GIVEN TASK – All of the material below is to be returned exactly.

··· PROVIDED ENTRIES

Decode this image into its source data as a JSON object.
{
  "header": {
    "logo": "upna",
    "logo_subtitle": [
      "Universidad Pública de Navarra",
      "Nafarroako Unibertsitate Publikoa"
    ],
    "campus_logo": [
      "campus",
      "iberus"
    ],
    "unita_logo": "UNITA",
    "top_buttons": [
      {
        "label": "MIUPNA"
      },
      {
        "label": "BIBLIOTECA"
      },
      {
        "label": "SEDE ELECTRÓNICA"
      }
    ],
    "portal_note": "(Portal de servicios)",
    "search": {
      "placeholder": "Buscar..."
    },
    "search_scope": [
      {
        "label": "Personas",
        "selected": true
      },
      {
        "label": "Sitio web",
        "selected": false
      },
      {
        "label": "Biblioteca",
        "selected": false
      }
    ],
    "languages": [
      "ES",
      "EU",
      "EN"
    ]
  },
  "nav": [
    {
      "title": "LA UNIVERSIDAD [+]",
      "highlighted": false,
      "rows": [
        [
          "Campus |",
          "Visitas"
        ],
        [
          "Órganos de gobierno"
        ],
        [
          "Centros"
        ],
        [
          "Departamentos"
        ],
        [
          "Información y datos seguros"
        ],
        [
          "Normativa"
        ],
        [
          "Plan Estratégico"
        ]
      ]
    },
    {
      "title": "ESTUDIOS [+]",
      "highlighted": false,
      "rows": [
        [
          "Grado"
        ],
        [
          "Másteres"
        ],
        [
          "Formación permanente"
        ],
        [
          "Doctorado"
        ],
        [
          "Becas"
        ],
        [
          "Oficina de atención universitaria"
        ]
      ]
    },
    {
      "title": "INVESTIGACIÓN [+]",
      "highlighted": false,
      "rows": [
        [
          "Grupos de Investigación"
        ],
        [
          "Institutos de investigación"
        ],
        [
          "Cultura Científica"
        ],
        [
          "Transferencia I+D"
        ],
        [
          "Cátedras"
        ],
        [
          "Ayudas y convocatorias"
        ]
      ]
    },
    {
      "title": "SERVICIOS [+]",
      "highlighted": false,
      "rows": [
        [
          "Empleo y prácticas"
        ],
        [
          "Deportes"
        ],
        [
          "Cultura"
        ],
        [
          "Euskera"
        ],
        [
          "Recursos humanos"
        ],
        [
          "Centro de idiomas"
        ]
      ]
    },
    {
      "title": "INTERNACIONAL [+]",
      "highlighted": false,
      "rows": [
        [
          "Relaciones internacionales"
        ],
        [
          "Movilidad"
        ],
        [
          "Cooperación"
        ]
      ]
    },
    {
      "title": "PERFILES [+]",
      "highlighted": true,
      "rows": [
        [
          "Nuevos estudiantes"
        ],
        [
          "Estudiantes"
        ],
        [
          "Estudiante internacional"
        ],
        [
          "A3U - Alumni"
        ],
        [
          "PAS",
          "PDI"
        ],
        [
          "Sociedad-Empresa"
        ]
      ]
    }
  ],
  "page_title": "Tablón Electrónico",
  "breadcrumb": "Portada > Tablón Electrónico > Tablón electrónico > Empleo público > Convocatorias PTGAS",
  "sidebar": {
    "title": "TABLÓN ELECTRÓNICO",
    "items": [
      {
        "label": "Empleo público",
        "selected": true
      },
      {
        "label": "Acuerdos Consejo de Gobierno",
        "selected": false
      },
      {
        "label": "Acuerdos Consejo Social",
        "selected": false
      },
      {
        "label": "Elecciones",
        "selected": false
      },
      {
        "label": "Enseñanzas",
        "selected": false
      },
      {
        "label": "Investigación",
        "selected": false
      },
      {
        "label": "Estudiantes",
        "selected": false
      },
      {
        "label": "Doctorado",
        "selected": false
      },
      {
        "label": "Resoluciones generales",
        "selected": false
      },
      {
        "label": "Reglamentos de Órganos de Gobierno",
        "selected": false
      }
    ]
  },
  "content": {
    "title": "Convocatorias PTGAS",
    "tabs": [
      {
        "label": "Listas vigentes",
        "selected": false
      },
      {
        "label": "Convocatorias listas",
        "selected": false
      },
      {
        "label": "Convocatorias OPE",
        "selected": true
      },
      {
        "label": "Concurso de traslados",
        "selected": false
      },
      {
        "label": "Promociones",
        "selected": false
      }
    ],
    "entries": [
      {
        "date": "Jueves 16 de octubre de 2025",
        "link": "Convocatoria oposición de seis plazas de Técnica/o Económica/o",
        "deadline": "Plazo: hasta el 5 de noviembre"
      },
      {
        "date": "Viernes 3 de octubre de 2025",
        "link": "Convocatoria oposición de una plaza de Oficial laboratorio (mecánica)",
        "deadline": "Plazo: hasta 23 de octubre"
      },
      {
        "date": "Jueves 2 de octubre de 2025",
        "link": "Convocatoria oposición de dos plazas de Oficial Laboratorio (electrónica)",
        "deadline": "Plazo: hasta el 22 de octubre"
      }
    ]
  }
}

······

WRITTEN SOLUTION –
Decode this image into its source data as a JSON object.
{
  "header": {
    "logo": "upna",
    "logo_subtitle": [
      "Universidad Pública de Navarra",
      "Nafarroako Unibertsitate Publikoa"
    ],
    "campus_logo": [
      "campus",
      "iberus"
    ],
    "unita_logo": "UNITA",
    "top_buttons": [
      {
        "label": "MIUPNA"
      },
      {
        "label": "BIBLIOTECA"
      },
      {
        "label": "SEDE ELECTRÓNICA"
      }
    ],
    "portal_note": "(Portal de servicios)",
    "search": {
      "placeholder": "Buscar..."
    },
    "search_scope": [
      {
        "label": "Personas",
        "selected": true
      },
      {
        "label": "Sitio web",
        "selected": false
      },
      {
        "label": "Biblioteca",
        "selected": false
      }
    ],
    "languages": [
      "ES",
      "EU",
      "EN"
    ]
  },
  "nav": [
    {
      "title": "LA UNIVERSIDAD [+]",
      "highlighted": false,
      "rows": [
        [
          "Campus |",
          "Visitas"
        ],
        [
          "Órganos de gobierno"
        ],
        [
          "Centros"
        ],
        [
          "Departamentos"
        ],
        [
          "Información y datos seguros"
        ],
        [
          "Normativa"
        ],
        [
          "Plan Estratégico"
        ]
      ]
    },
    {
      "title": "ESTUDIOS [+]",
      "highlighted": false,
      "rows": [
        [
          "Grado"
        ],
        [
          "Másteres"
        ],
        [
          "Formación permanente"
        ],
        [
          "Doctorado"
        ],
        [
          "Becas"
        ],
        [
          "Oficina de atención universitaria"
        ]
      ]
    },
    {
      "title": "INVESTIGACIÓN [+]",
      "highlighted": false,
      "rows": [
        [
          "Grupos de Investigación"
        ],
        [
          "Institutos de investigación"
        ],
        [
          "Cultura Científica"
        ],
        [
          "Transferencia I+D"
        ],
        [
          "Cátedras"
        ],
        [
          "Ayudas y convocatorias"
        ]
      ]
    },
    {
      "title": "SERVICIOS [+]",
      "highlighted": false,
      "rows": [
        [
          "Empleo y prácticas"
        ],
        [
          "Deportes"
        ],
        [
          "Cultura"
        ],
        [
          "Euskera"
        ],
        [
          "Recursos humanos"
        ],
        [
          "Centro de idiomas"
        ]
      ]
    },
    {
      "title": "INTERNACIONAL [+]",
      "highlighted": false,
      "rows": [
        [
          "Relaciones internacionales"
        ],
        [
          "Movilidad"
        ],
        [
          "Cooperación"
        ]
      ]
    },
    {
      "title": "PERFILES [+]",
      "highlighted": true,
      "rows": [
        [
          "Nuevos estudiantes"
        ],
        [
          "Estudiantes"
        ],
        [
          "Estudiante internacional"
        ],
        [
          "A3U - Alumni"
        ],
        [
          "PAS",
          "PDI"
        ],
        [
          "Sociedad-Empresa"
        ]
      ]
    }
  ],
  "page_title": "Tablón Electrónico",
  "breadcrumb": "Portada > Tablón Electrónico > Tablón electrónico > Empleo público > Convocatorias PTGAS",
  "sidebar": {
    "title": "TABLÓN ELECTRÓNICO",
    "items": [
      {
        "label": "Empleo público",
        "selected": true
      },
      {
        "label": "Acuerdos Consejo de Gobierno",
        "selected": false
      },
      {
        "label": "Acuerdos Consejo Social",
        "selected": false
      },
      {
        "label": "Elecciones",
        "selected": false
      },
      {
        "label": "Enseñanzas",
        "selected": false
      },
      {
        "label": "Investigación",
        "selected": false
      },
      {
        "label": "Estudiantes",
        "selected": false
      },
      {
        "label": "Doctorado",
        "selected": false
      },
      {
        "label": "Resoluciones generales",
        "selected": false
      },
      {
        "label": "Reglamentos de Órganos de Gobierno",
        "selected": false
      }
    ]
  },
  "content": {
    "title": "Convocatorias PTGAS",
    "tabs": [
      {
        "label": "Listas vigentes",
        "selected": false
      },
      {
        "label": "Convocatorias listas",
        "selected": false
      },
      {
        "label": "Convocatorias OPE",
        "selected": true
      },
      {
        "label": "Concurso de traslados",
        "selected": false
      },
      {
        "label": "Promociones",
        "selected": false
      }
    ],
    "entries": [
      {
        "date": "Jueves 16 de octubre de 2025",
        "link": "Convocatoria oposición de seis plazas de Técnica/o Económica/o",
        "deadline": "Plazo: hasta el 5 de noviembre"
      },
      {
        "date": "Viernes 3 de octubre de 2025",
        "link": "Convocatoria oposición de una plaza de Oficial laboratorio (mecánica)",
        "deadline": "Plazo: hasta 23 de octubre"
      },
      {
        "date": "Jueves 2 de octubre de 2025",
        "link": "Convocatoria oposición de dos plazas de Oficial Laboratorio (electrónica)",
        "deadline": "Plazo: hasta el 22 de octubre"
      }
    ]
  }
}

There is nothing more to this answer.